### Given task
Put every line of the listing below into a numbered list, skipping blank lines and leaving out the pictures.

***** Listed entries *****

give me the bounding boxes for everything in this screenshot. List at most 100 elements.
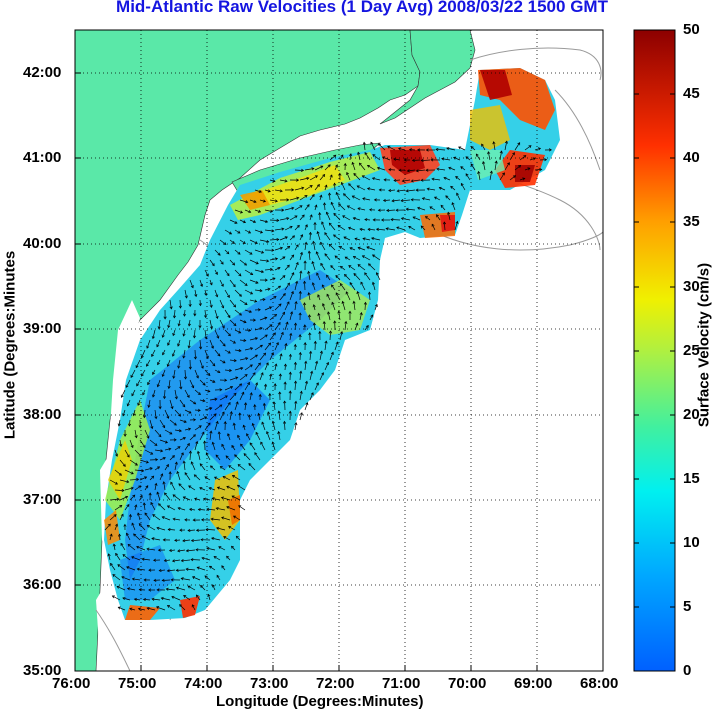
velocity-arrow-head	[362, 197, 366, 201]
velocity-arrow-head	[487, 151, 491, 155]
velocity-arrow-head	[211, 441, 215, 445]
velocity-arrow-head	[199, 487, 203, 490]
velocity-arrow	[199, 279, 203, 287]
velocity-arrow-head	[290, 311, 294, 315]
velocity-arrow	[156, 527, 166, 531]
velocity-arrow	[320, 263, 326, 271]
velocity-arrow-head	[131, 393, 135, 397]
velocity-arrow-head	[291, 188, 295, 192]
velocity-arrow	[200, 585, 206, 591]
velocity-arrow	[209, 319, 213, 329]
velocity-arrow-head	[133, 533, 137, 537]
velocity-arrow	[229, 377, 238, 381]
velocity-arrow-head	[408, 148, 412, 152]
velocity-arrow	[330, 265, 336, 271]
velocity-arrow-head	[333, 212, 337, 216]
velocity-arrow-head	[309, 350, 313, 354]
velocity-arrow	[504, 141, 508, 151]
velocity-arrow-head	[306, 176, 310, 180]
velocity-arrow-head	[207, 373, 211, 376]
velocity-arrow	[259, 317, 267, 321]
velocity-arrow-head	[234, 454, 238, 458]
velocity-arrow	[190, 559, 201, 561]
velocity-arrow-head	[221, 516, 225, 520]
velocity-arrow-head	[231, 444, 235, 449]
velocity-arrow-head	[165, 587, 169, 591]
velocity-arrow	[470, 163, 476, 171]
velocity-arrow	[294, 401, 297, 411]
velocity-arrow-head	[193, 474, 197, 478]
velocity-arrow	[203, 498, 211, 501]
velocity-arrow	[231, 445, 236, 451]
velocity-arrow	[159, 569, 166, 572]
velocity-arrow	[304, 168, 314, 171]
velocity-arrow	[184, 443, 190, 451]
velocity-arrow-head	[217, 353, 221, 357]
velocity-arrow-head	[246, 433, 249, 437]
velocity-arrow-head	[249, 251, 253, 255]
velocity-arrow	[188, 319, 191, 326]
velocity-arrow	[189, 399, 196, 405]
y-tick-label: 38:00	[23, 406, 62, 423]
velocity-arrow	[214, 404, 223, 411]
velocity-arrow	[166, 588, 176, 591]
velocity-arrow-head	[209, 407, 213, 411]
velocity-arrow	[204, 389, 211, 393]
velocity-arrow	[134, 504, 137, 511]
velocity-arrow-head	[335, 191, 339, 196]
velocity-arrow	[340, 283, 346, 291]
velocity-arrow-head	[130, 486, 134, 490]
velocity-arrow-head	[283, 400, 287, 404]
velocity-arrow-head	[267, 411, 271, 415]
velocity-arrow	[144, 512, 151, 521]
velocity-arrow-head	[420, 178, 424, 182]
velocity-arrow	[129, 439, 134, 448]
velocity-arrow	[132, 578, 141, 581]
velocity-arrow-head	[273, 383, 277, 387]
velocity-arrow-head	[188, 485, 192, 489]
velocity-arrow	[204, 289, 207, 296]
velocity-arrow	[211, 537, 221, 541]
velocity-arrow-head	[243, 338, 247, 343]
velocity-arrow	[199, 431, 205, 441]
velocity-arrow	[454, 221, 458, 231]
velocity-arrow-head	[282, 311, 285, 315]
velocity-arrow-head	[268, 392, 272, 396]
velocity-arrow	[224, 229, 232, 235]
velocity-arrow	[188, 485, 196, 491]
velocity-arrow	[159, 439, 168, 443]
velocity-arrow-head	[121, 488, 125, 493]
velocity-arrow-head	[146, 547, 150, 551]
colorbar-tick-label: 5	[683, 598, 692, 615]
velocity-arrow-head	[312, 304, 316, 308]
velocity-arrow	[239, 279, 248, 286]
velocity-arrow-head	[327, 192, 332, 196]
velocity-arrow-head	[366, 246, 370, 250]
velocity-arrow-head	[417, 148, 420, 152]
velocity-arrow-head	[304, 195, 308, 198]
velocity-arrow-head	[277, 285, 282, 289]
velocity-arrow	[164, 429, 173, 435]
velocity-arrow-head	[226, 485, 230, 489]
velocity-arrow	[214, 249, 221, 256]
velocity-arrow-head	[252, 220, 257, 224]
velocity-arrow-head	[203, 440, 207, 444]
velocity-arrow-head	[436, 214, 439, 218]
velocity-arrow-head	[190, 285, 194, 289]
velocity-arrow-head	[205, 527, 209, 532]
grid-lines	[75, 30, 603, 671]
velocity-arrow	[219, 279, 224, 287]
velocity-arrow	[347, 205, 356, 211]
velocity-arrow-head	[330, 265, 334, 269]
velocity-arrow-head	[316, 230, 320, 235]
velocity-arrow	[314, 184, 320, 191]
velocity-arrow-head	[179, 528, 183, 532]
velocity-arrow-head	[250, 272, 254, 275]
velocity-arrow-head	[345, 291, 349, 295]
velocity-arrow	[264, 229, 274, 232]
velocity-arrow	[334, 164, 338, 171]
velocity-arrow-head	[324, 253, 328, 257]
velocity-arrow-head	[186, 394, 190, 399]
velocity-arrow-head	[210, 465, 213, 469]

*****

### Task result
1. give me the bounding boxes for everything in this screenshot. List at most 100 elements.
2. velocity-arrow-head	[362, 197, 366, 201]
3. velocity-arrow-head	[487, 151, 491, 155]
4. velocity-arrow-head	[211, 441, 215, 445]
5. velocity-arrow-head	[199, 487, 203, 490]
6. velocity-arrow	[199, 279, 203, 287]
7. velocity-arrow-head	[290, 311, 294, 315]
8. velocity-arrow	[156, 527, 166, 531]
9. velocity-arrow	[320, 263, 326, 271]
10. velocity-arrow-head	[131, 393, 135, 397]
11. velocity-arrow-head	[291, 188, 295, 192]
12. velocity-arrow	[200, 585, 206, 591]
13. velocity-arrow	[209, 319, 213, 329]
14. velocity-arrow-head	[133, 533, 137, 537]
15. velocity-arrow	[229, 377, 238, 381]
16. velocity-arrow-head	[408, 148, 412, 152]
17. velocity-arrow	[330, 265, 336, 271]
18. velocity-arrow-head	[333, 212, 337, 216]
19. velocity-arrow-head	[309, 350, 313, 354]
20. velocity-arrow	[504, 141, 508, 151]
21. velocity-arrow-head	[306, 176, 310, 180]
22. velocity-arrow-head	[207, 373, 211, 376]
23. velocity-arrow	[259, 317, 267, 321]
24. velocity-arrow-head	[234, 454, 238, 458]
25. velocity-arrow	[190, 559, 201, 561]
26. velocity-arrow-head	[221, 516, 225, 520]
27. velocity-arrow-head	[231, 444, 235, 449]
28. velocity-arrow-head	[165, 587, 169, 591]
29. velocity-arrow	[470, 163, 476, 171]
30. velocity-arrow	[294, 401, 297, 411]
31. velocity-arrow-head	[193, 474, 197, 478]
32. velocity-arrow	[203, 498, 211, 501]
33. velocity-arrow	[231, 445, 236, 451]
34. velocity-arrow	[159, 569, 166, 572]
35. velocity-arrow	[304, 168, 314, 171]
36. velocity-arrow	[184, 443, 190, 451]
37. velocity-arrow-head	[217, 353, 221, 357]
38. velocity-arrow-head	[246, 433, 249, 437]
39. velocity-arrow-head	[249, 251, 253, 255]
40. velocity-arrow	[188, 319, 191, 326]
41. velocity-arrow	[189, 399, 196, 405]
42. y-tick-label: 38:00	[23, 406, 62, 423]
43. velocity-arrow	[214, 404, 223, 411]
44. velocity-arrow	[166, 588, 176, 591]
45. velocity-arrow-head	[209, 407, 213, 411]
46. velocity-arrow	[204, 389, 211, 393]
47. velocity-arrow	[134, 504, 137, 511]
48. velocity-arrow-head	[335, 191, 339, 196]
49. velocity-arrow	[340, 283, 346, 291]
50. velocity-arrow-head	[130, 486, 134, 490]
51. velocity-arrow-head	[283, 400, 287, 404]
52. velocity-arrow-head	[267, 411, 271, 415]
53. velocity-arrow	[144, 512, 151, 521]
54. velocity-arrow-head	[420, 178, 424, 182]
55. velocity-arrow	[129, 439, 134, 448]
56. velocity-arrow	[132, 578, 141, 581]
57. velocity-arrow-head	[273, 383, 277, 387]
58. velocity-arrow-head	[188, 485, 192, 489]
59. velocity-arrow	[204, 289, 207, 296]
60. velocity-arrow	[211, 537, 221, 541]
61. velocity-arrow-head	[243, 338, 247, 343]
62. velocity-arrow	[199, 431, 205, 441]
63. velocity-arrow	[454, 221, 458, 231]
64. velocity-arrow-head	[282, 311, 285, 315]
65. velocity-arrow-head	[268, 392, 272, 396]
66. velocity-arrow	[224, 229, 232, 235]
67. velocity-arrow	[188, 485, 196, 491]
68. velocity-arrow	[159, 439, 168, 443]
69. velocity-arrow-head	[121, 488, 125, 493]
70. velocity-arrow-head	[146, 547, 150, 551]
71. colorbar-tick-label: 5	[683, 598, 692, 615]
72. velocity-arrow-head	[312, 304, 316, 308]
73. velocity-arrow	[239, 279, 248, 286]
74. velocity-arrow-head	[327, 192, 332, 196]
75. velocity-arrow-head	[366, 246, 370, 250]
76. velocity-arrow-head	[417, 148, 420, 152]
77. velocity-arrow-head	[304, 195, 308, 198]
78. velocity-arrow-head	[277, 285, 282, 289]
79. velocity-arrow	[164, 429, 173, 435]
80. velocity-arrow-head	[226, 485, 230, 489]
81. velocity-arrow	[214, 249, 221, 256]
82. velocity-arrow-head	[252, 220, 257, 224]
83. velocity-arrow-head	[203, 440, 207, 444]
84. velocity-arrow-head	[436, 214, 439, 218]
85. velocity-arrow-head	[190, 285, 194, 289]
86. velocity-arrow-head	[205, 527, 209, 532]
87. grid-lines	[75, 30, 603, 671]
88. velocity-arrow	[219, 279, 224, 287]
89. velocity-arrow	[347, 205, 356, 211]
90. velocity-arrow-head	[330, 265, 334, 269]
91. velocity-arrow-head	[316, 230, 320, 235]
92. velocity-arrow	[314, 184, 320, 191]
93. velocity-arrow-head	[179, 528, 183, 532]
94. velocity-arrow-head	[250, 272, 254, 275]
95. velocity-arrow-head	[345, 291, 349, 295]
96. velocity-arrow	[264, 229, 274, 232]
97. velocity-arrow	[334, 164, 338, 171]
98. velocity-arrow-head	[324, 253, 328, 257]
99. velocity-arrow-head	[186, 394, 190, 399]
100. velocity-arrow-head	[210, 465, 213, 469]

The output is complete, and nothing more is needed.